Exercise description: Your task is to transcribe all of the data below exactly, omitting the images.

Source records:

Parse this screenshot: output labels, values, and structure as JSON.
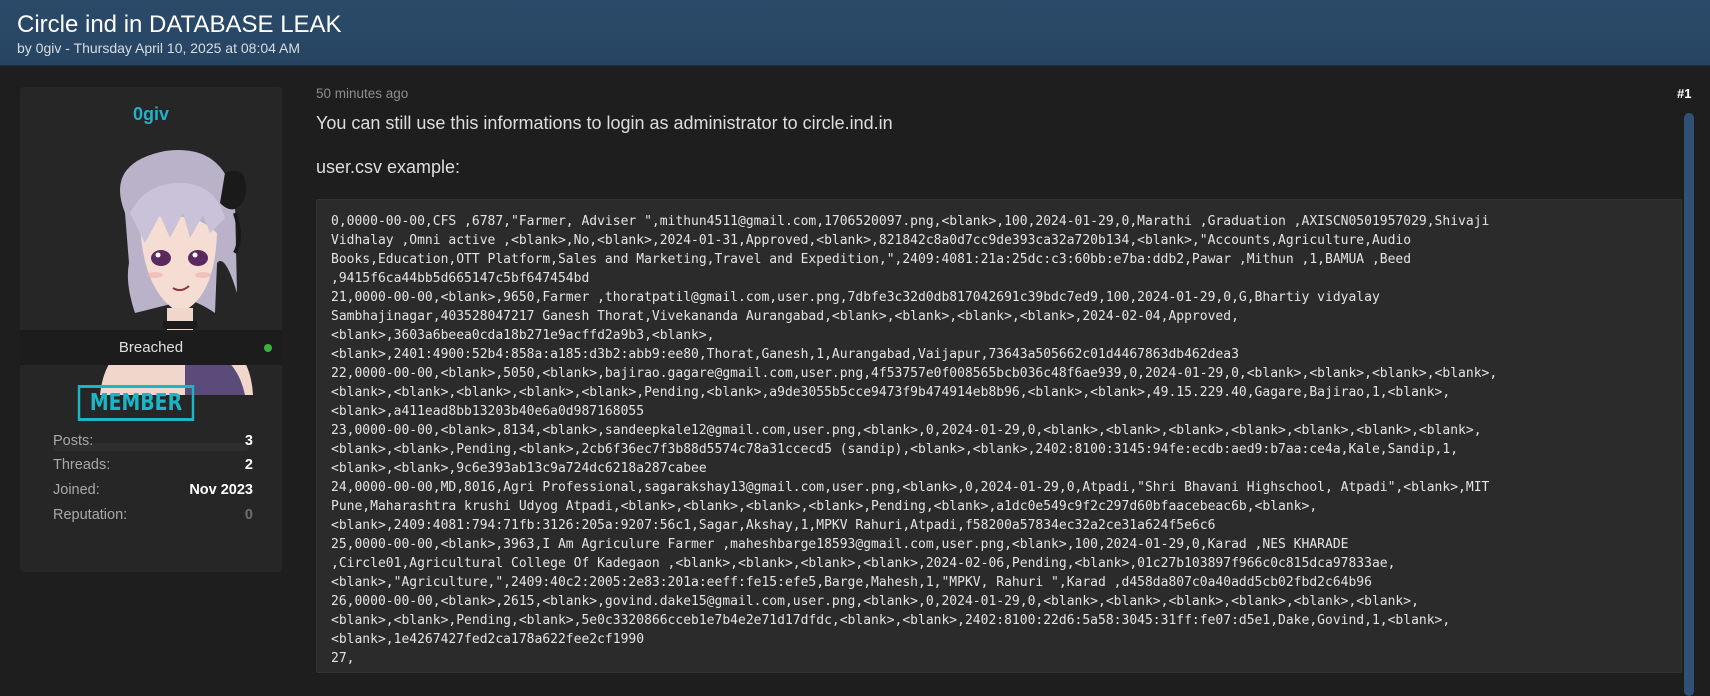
{
  "thread": {
    "title": "Circle ind in DATABASE LEAK",
    "byline": "by 0giv - Thursday April 10, 2025 at 08:04 AM"
  },
  "author": {
    "username": "0giv",
    "status": "Breached",
    "rank": "MEMBER",
    "stats": [
      {
        "label": "Posts:",
        "value": "3"
      },
      {
        "label": "Threads:",
        "value": "2"
      },
      {
        "label": "Joined:",
        "value": "Nov 2023"
      },
      {
        "label": "Reputation:",
        "value": "0"
      }
    ]
  },
  "post": {
    "time": "50 minutes ago",
    "number": "#1",
    "text1": "You can still use this informations to login as administrator to circle.ind.in",
    "text2": "user.csv example:",
    "code_lines": [
      "0,0000-00-00,CFS ,6787,\"Farmer, Adviser \",mithun4511@gmail.com,1706520097.png,<blank>,100,2024-01-29,0,Marathi ,Graduation ,AXISCN0501957029,Shivaji",
      "Vidhalay ,Omni active ,<blank>,No,<blank>,2024-01-31,Approved,<blank>,821842c8a0d7cc9de393ca32a720b134,<blank>,\"Accounts,Agriculture,Audio",
      "Books,Education,OTT Platform,Sales and Marketing,Travel and Expedition,\",2409:4081:21a:25dc:c3:60bb:e7ba:ddb2,Pawar ,Mithun ,1,BAMUA ,Beed",
      ",9415f6ca44bb5d665147c5bf647454bd",
      "21,0000-00-00,<blank>,9650,Farmer ,thoratpatil@gmail.com,user.png,7dbfe3c32d0db817042691c39bdc7ed9,100,2024-01-29,0,G,Bhartiy vidyalay",
      "Sambhajinagar,403528047217 Ganesh Thorat,Vivekananda Aurangabad,<blank>,<blank>,<blank>,<blank>,2024-02-04,Approved,",
      "<blank>,3603a6beea0cda18b271e9acffd2a9b3,<blank>,",
      "<blank>,2401:4900:52b4:858a:a185:d3b2:abb9:ee80,Thorat,Ganesh,1,Aurangabad,Vaijapur,73643a505662c01d4467863db462dea3",
      "22,0000-00-00,<blank>,5050,<blank>,bajirao.gagare@gmail.com,user.png,4f53757e0f008565bcb036c48f6ae939,0,2024-01-29,0,<blank>,<blank>,<blank>,<blank>,",
      "<blank>,<blank>,<blank>,<blank>,<blank>,Pending,<blank>,a9de3055b5cce9473f9b474914eb8b96,<blank>,<blank>,49.15.229.40,Gagare,Bajirao,1,<blank>,",
      "<blank>,a411ead8bb13203b40e6a0d987168055",
      "23,0000-00-00,<blank>,8134,<blank>,sandeepkale12@gmail.com,user.png,<blank>,0,2024-01-29,0,<blank>,<blank>,<blank>,<blank>,<blank>,<blank>,<blank>,",
      "<blank>,<blank>,Pending,<blank>,2cb6f36ec7f3b88d5574c78a31ccecd5 (sandip),<blank>,<blank>,2402:8100:3145:94fe:ecdb:aed9:b7aa:ce4a,Kale,Sandip,1,",
      "<blank>,<blank>,9c6e393ab13c9a724dc6218a287cabee",
      "24,0000-00-00,MD,8016,Agri Professional,sagarakshay13@gmail.com,user.png,<blank>,0,2024-01-29,0,Atpadi,\"Shri Bhavani Highschool, Atpadi\",<blank>,MIT",
      "Pune,Maharashtra krushi Udyog Atpadi,<blank>,<blank>,<blank>,<blank>,Pending,<blank>,a1dc0e549c9f2c297d60bfaacebeac6b,<blank>,",
      "<blank>,2409:4081:794:71fb:3126:205a:9207:56c1,Sagar,Akshay,1,MPKV Rahuri,Atpadi,f58200a57834ec32a2ce31a624f5e6c6",
      "25,0000-00-00,<blank>,3963,I Am Agriculure Farmer ,maheshbarge18593@gmail.com,user.png,<blank>,100,2024-01-29,0,Karad ,NES KHARADE",
      ",Circle01,Agricultural College Of Kadegaon ,<blank>,<blank>,<blank>,<blank>,2024-02-06,Pending,<blank>,01c27b103897f966c0c815dca97833ae,",
      "<blank>,\"Agriculture,\",2409:40c2:2005:2e83:201a:eeff:fe15:efe5,Barge,Mahesh,1,\"MPKV, Rahuri \",Karad ,d458da807c0a40add5cb02fbd2c64b96",
      "26,0000-00-00,<blank>,2615,<blank>,govind.dake15@gmail.com,user.png,<blank>,0,2024-01-29,0,<blank>,<blank>,<blank>,<blank>,<blank>,<blank>,",
      "<blank>,<blank>,Pending,<blank>,5e0c3320866cceb1e7b4e2e71d17dfdc,<blank>,<blank>,2402:8100:22d6:5a58:3045:31ff:fe07:d5e1,Dake,Govind,1,<blank>,",
      "<blank>,1e4267427fed2ca178a622fee2cf1990",
      "27,"
    ]
  },
  "colors": {
    "header_bg": "#2b4a69",
    "accent_cyan": "#1fb2c9",
    "online_green": "#3cb043",
    "scroll_thumb": "#2f5175"
  }
}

Result:
Parse this screenshot: output labels, values, and structure as JSON.
{
  "thread": {
    "title": "Circle ind in DATABASE LEAK",
    "byline": "by 0giv - Thursday April 10, 2025 at 08:04 AM"
  },
  "author": {
    "username": "0giv",
    "status": "Breached",
    "rank": "MEMBER",
    "stats": [
      {
        "label": "Posts:",
        "value": "3"
      },
      {
        "label": "Threads:",
        "value": "2"
      },
      {
        "label": "Joined:",
        "value": "Nov 2023"
      },
      {
        "label": "Reputation:",
        "value": "0"
      }
    ]
  },
  "post": {
    "time": "50 minutes ago",
    "number": "#1",
    "text1": "You can still use this informations to login as administrator to circle.ind.in",
    "text2": "user.csv example:",
    "code_lines": [
      "0,0000-00-00,CFS ,6787,\"Farmer, Adviser \",mithun4511@gmail.com,1706520097.png,<blank>,100,2024-01-29,0,Marathi ,Graduation ,AXISCN0501957029,Shivaji",
      "Vidhalay ,Omni active ,<blank>,No,<blank>,2024-01-31,Approved,<blank>,821842c8a0d7cc9de393ca32a720b134,<blank>,\"Accounts,Agriculture,Audio",
      "Books,Education,OTT Platform,Sales and Marketing,Travel and Expedition,\",2409:4081:21a:25dc:c3:60bb:e7ba:ddb2,Pawar ,Mithun ,1,BAMUA ,Beed",
      ",9415f6ca44bb5d665147c5bf647454bd",
      "21,0000-00-00,<blank>,9650,Farmer ,thoratpatil@gmail.com,user.png,7dbfe3c32d0db817042691c39bdc7ed9,100,2024-01-29,0,G,Bhartiy vidyalay",
      "Sambhajinagar,403528047217 Ganesh Thorat,Vivekananda Aurangabad,<blank>,<blank>,<blank>,<blank>,2024-02-04,Approved,",
      "<blank>,3603a6beea0cda18b271e9acffd2a9b3,<blank>,",
      "<blank>,2401:4900:52b4:858a:a185:d3b2:abb9:ee80,Thorat,Ganesh,1,Aurangabad,Vaijapur,73643a505662c01d4467863db462dea3",
      "22,0000-00-00,<blank>,5050,<blank>,bajirao.gagare@gmail.com,user.png,4f53757e0f008565bcb036c48f6ae939,0,2024-01-29,0,<blank>,<blank>,<blank>,<blank>,",
      "<blank>,<blank>,<blank>,<blank>,<blank>,Pending,<blank>,a9de3055b5cce9473f9b474914eb8b96,<blank>,<blank>,49.15.229.40,Gagare,Bajirao,1,<blank>,",
      "<blank>,a411ead8bb13203b40e6a0d987168055",
      "23,0000-00-00,<blank>,8134,<blank>,sandeepkale12@gmail.com,user.png,<blank>,0,2024-01-29,0,<blank>,<blank>,<blank>,<blank>,<blank>,<blank>,<blank>,",
      "<blank>,<blank>,Pending,<blank>,2cb6f36ec7f3b88d5574c78a31ccecd5 (sandip),<blank>,<blank>,2402:8100:3145:94fe:ecdb:aed9:b7aa:ce4a,Kale,Sandip,1,",
      "<blank>,<blank>,9c6e393ab13c9a724dc6218a287cabee",
      "24,0000-00-00,MD,8016,Agri Professional,sagarakshay13@gmail.com,user.png,<blank>,0,2024-01-29,0,Atpadi,\"Shri Bhavani Highschool, Atpadi\",<blank>,MIT",
      "Pune,Maharashtra krushi Udyog Atpadi,<blank>,<blank>,<blank>,<blank>,Pending,<blank>,a1dc0e549c9f2c297d60bfaacebeac6b,<blank>,",
      "<blank>,2409:4081:794:71fb:3126:205a:9207:56c1,Sagar,Akshay,1,MPKV Rahuri,Atpadi,f58200a57834ec32a2ce31a624f5e6c6",
      "25,0000-00-00,<blank>,3963,I Am Agriculure Farmer ,maheshbarge18593@gmail.com,user.png,<blank>,100,2024-01-29,0,Karad ,NES KHARADE",
      ",Circle01,Agricultural College Of Kadegaon ,<blank>,<blank>,<blank>,<blank>,2024-02-06,Pending,<blank>,01c27b103897f966c0c815dca97833ae,",
      "<blank>,\"Agriculture,\",2409:40c2:2005:2e83:201a:eeff:fe15:efe5,Barge,Mahesh,1,\"MPKV, Rahuri \",Karad ,d458da807c0a40add5cb02fbd2c64b96",
      "26,0000-00-00,<blank>,2615,<blank>,govind.dake15@gmail.com,user.png,<blank>,0,2024-01-29,0,<blank>,<blank>,<blank>,<blank>,<blank>,<blank>,",
      "<blank>,<blank>,Pending,<blank>,5e0c3320866cceb1e7b4e2e71d17dfdc,<blank>,<blank>,2402:8100:22d6:5a58:3045:31ff:fe07:d5e1,Dake,Govind,1,<blank>,",
      "<blank>,1e4267427fed2ca178a622fee2cf1990",
      "27,"
    ]
  },
  "colors": {
    "header_bg": "#2b4a69",
    "accent_cyan": "#1fb2c9",
    "online_green": "#3cb043",
    "scroll_thumb": "#2f5175"
  }
}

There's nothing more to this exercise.